Task details: Find every line in the records below that contains the word "activités", and copy each such line.
────
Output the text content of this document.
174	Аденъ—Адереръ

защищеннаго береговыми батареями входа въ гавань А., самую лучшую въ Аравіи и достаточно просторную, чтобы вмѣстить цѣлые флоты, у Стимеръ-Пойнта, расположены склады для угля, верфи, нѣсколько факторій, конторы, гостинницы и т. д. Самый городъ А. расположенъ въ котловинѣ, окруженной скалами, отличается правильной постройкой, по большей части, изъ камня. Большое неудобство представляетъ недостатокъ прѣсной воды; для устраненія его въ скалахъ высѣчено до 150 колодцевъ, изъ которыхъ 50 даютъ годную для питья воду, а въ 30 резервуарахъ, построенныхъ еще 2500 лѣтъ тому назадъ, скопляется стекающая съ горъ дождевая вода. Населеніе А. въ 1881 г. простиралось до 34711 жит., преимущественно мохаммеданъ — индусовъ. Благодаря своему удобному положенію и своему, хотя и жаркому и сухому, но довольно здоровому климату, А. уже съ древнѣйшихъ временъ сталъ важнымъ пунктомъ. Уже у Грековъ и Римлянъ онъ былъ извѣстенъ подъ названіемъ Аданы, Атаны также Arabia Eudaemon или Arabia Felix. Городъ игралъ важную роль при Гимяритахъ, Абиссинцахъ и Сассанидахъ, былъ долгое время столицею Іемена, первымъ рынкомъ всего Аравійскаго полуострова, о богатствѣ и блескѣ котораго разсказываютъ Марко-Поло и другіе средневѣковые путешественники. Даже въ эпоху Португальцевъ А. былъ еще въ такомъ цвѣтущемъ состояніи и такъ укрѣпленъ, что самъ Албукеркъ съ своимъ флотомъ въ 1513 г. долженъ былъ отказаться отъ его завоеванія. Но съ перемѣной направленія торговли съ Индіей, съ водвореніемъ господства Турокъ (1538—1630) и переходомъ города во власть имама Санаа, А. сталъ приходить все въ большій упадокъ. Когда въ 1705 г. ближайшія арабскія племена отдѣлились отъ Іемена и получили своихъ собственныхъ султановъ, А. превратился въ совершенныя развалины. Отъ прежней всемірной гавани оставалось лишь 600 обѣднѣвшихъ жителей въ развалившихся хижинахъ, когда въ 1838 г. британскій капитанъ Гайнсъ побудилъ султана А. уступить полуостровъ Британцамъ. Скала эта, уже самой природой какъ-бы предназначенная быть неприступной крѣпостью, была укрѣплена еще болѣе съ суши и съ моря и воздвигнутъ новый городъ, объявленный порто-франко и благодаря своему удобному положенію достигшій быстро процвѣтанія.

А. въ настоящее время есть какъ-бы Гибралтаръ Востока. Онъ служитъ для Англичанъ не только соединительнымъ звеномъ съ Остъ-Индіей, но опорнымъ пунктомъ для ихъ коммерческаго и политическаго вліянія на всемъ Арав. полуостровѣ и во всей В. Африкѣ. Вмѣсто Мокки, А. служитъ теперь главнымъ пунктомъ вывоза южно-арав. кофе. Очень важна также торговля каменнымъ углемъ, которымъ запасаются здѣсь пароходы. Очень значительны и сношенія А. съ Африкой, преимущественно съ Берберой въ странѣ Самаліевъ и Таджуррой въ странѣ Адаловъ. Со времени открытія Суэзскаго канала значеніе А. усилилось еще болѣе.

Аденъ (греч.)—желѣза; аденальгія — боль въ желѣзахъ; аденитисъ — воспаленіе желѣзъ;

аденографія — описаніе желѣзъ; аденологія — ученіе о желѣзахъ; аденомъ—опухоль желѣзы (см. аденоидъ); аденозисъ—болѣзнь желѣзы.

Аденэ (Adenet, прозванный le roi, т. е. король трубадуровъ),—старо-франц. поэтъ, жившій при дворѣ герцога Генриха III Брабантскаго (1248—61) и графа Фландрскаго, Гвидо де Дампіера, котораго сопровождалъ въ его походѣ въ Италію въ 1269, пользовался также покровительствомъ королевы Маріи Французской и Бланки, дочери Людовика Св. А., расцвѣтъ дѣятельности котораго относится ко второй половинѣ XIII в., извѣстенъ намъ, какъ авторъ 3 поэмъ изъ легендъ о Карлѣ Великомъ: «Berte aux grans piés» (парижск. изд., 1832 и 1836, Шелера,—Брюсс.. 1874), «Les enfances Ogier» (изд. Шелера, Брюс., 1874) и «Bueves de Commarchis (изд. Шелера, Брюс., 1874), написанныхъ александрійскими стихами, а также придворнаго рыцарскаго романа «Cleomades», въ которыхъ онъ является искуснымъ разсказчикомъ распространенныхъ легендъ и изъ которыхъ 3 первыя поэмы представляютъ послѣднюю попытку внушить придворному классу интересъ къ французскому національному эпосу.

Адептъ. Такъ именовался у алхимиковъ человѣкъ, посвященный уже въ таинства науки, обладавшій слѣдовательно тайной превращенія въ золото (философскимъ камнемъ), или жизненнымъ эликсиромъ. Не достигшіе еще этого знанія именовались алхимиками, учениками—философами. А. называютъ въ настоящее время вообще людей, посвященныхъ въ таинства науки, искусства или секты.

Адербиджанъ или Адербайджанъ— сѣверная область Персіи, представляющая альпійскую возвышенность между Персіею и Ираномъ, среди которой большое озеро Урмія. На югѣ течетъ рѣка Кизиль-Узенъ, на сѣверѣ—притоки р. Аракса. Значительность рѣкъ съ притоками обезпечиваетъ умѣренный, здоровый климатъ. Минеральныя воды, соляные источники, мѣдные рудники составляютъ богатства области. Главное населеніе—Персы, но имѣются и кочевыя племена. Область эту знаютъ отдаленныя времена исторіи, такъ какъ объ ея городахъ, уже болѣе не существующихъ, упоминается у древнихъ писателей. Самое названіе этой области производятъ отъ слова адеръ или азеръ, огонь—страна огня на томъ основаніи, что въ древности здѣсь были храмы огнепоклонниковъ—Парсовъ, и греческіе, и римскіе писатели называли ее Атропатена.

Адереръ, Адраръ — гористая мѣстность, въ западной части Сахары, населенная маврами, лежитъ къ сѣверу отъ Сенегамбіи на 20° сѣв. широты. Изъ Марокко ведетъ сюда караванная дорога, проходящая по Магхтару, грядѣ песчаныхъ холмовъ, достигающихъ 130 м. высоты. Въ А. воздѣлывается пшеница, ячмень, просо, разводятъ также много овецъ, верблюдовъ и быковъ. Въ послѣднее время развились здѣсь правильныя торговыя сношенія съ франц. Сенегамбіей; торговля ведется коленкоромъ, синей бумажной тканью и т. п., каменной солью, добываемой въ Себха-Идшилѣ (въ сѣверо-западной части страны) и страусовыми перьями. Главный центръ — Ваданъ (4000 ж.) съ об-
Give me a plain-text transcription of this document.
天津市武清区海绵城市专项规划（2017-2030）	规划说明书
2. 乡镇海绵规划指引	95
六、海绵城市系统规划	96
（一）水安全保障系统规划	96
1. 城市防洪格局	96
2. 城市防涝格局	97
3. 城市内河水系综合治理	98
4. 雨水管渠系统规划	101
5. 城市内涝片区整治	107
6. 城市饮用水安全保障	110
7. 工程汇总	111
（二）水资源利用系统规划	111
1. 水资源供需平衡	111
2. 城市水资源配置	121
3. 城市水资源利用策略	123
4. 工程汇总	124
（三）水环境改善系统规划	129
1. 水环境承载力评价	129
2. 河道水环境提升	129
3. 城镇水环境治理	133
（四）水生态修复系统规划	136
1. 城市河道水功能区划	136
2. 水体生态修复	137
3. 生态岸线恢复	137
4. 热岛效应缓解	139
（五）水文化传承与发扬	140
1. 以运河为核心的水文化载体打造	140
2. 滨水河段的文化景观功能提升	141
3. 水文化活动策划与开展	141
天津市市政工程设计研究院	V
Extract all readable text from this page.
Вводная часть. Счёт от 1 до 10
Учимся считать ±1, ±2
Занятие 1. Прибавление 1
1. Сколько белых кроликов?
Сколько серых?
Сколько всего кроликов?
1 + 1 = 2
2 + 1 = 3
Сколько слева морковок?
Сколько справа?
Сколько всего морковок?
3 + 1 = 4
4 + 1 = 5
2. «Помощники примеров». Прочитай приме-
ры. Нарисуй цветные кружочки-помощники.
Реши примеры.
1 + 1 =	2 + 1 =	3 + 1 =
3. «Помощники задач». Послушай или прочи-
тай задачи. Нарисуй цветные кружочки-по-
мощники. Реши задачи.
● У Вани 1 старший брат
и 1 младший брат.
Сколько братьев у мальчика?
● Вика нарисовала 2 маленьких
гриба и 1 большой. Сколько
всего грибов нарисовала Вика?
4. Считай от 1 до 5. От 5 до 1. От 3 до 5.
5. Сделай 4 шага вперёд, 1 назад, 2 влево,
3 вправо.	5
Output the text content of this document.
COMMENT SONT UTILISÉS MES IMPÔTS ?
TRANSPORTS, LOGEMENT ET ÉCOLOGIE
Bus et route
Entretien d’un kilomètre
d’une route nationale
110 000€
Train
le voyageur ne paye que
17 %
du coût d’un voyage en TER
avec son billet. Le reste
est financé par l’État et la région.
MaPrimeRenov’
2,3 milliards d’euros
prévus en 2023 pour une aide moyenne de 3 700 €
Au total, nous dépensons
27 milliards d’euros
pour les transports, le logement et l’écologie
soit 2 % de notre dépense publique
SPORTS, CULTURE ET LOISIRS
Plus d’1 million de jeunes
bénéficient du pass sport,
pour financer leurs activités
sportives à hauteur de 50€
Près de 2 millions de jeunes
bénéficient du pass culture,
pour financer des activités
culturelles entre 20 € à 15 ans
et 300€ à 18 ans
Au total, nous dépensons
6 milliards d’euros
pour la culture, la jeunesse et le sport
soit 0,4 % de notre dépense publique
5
────
Full solution:
pour financer leurs activités
pour financer des activités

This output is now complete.